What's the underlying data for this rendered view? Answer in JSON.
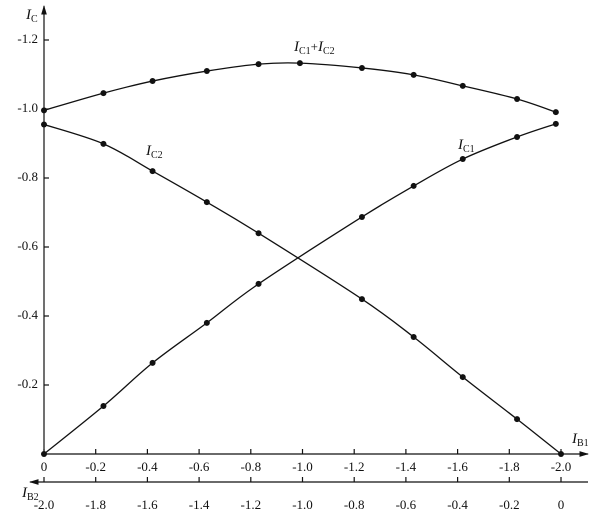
{
  "chart_data": {
    "type": "line",
    "y_label": "IC",
    "x_label": "IB1",
    "x2_label": "IB2",
    "xlim": [
      0,
      -2
    ],
    "x2lim": [
      -2,
      0
    ],
    "ylim": [
      0,
      -1.25
    ],
    "xticks": [
      0,
      -0.2,
      -0.4,
      -0.6,
      -0.8,
      {
        "value": -1,
        "label": "-1.0"
      },
      -1.2,
      -1.4,
      -1.6,
      -1.8,
      {
        "value": -2,
        "label": "-2.0"
      }
    ],
    "x2ticks": [
      {
        "value": -2,
        "label": "-2.0"
      },
      -1.8,
      -1.6,
      -1.4,
      -1.2,
      {
        "value": -1,
        "label": "-1.0"
      },
      -0.8,
      -0.6,
      -0.4,
      -0.2,
      0
    ],
    "yticks": [
      -0.2,
      -0.4,
      -0.6,
      -0.8,
      {
        "value": -1,
        "label": "-1.0"
      },
      -1.2
    ],
    "series": [
      {
        "name": "IC1",
        "color": "#111111",
        "x": [
          0,
          -0.23,
          -0.42,
          -0.63,
          -0.83,
          -1.23,
          -1.43,
          -1.62,
          -1.83,
          -1.98
        ],
        "values": [
          0,
          -0.139,
          -0.264,
          -0.38,
          -0.493,
          -0.687,
          -0.777,
          -0.855,
          -0.919,
          -0.957
        ]
      },
      {
        "name": "IC2",
        "color": "#111111",
        "x": [
          0,
          -0.23,
          -0.42,
          -0.63,
          -0.83,
          -1.23,
          -1.43,
          -1.62,
          -1.83,
          -2
        ],
        "values": [
          -0.955,
          -0.899,
          -0.82,
          -0.73,
          -0.64,
          -0.449,
          -0.339,
          -0.223,
          -0.101,
          0
        ]
      },
      {
        "name": "IC1+IC2",
        "color": "#111111",
        "x": [
          0,
          -0.23,
          -0.42,
          -0.63,
          -0.83,
          -0.99,
          -1.23,
          -1.43,
          -1.62,
          -1.83,
          -1.98
        ],
        "values": [
          -0.996,
          -1.046,
          -1.081,
          -1.11,
          -1.13,
          -1.133,
          -1.119,
          -1.099,
          -1.067,
          -1.029,
          -0.991
        ]
      }
    ]
  }
}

EXERCISE AIM: Skip the pictures and transcribe the rest of the records exactly.

TASK RESULT:
What's the underlying data for this rendered view? Answer in JSON.
{
  "chart_data": {
    "type": "line",
    "y_label": "IC",
    "x_label": "IB1",
    "x2_label": "IB2",
    "xlim": [
      0,
      -2
    ],
    "x2lim": [
      -2,
      0
    ],
    "ylim": [
      0,
      -1.25
    ],
    "xticks": [
      0,
      -0.2,
      -0.4,
      -0.6,
      -0.8,
      {
        "value": -1,
        "label": "-1.0"
      },
      -1.2,
      -1.4,
      -1.6,
      -1.8,
      {
        "value": -2,
        "label": "-2.0"
      }
    ],
    "x2ticks": [
      {
        "value": -2,
        "label": "-2.0"
      },
      -1.8,
      -1.6,
      -1.4,
      -1.2,
      {
        "value": -1,
        "label": "-1.0"
      },
      -0.8,
      -0.6,
      -0.4,
      -0.2,
      0
    ],
    "yticks": [
      -0.2,
      -0.4,
      -0.6,
      -0.8,
      {
        "value": -1,
        "label": "-1.0"
      },
      -1.2
    ],
    "series": [
      {
        "name": "IC1",
        "color": "#111111",
        "x": [
          0,
          -0.23,
          -0.42,
          -0.63,
          -0.83,
          -1.23,
          -1.43,
          -1.62,
          -1.83,
          -1.98
        ],
        "values": [
          0,
          -0.139,
          -0.264,
          -0.38,
          -0.493,
          -0.687,
          -0.777,
          -0.855,
          -0.919,
          -0.957
        ]
      },
      {
        "name": "IC2",
        "color": "#111111",
        "x": [
          0,
          -0.23,
          -0.42,
          -0.63,
          -0.83,
          -1.23,
          -1.43,
          -1.62,
          -1.83,
          -2
        ],
        "values": [
          -0.955,
          -0.899,
          -0.82,
          -0.73,
          -0.64,
          -0.449,
          -0.339,
          -0.223,
          -0.101,
          0
        ]
      },
      {
        "name": "IC1+IC2",
        "color": "#111111",
        "x": [
          0,
          -0.23,
          -0.42,
          -0.63,
          -0.83,
          -0.99,
          -1.23,
          -1.43,
          -1.62,
          -1.83,
          -1.98
        ],
        "values": [
          -0.996,
          -1.046,
          -1.081,
          -1.11,
          -1.13,
          -1.133,
          -1.119,
          -1.099,
          -1.067,
          -1.029,
          -0.991
        ]
      }
    ]
  }
}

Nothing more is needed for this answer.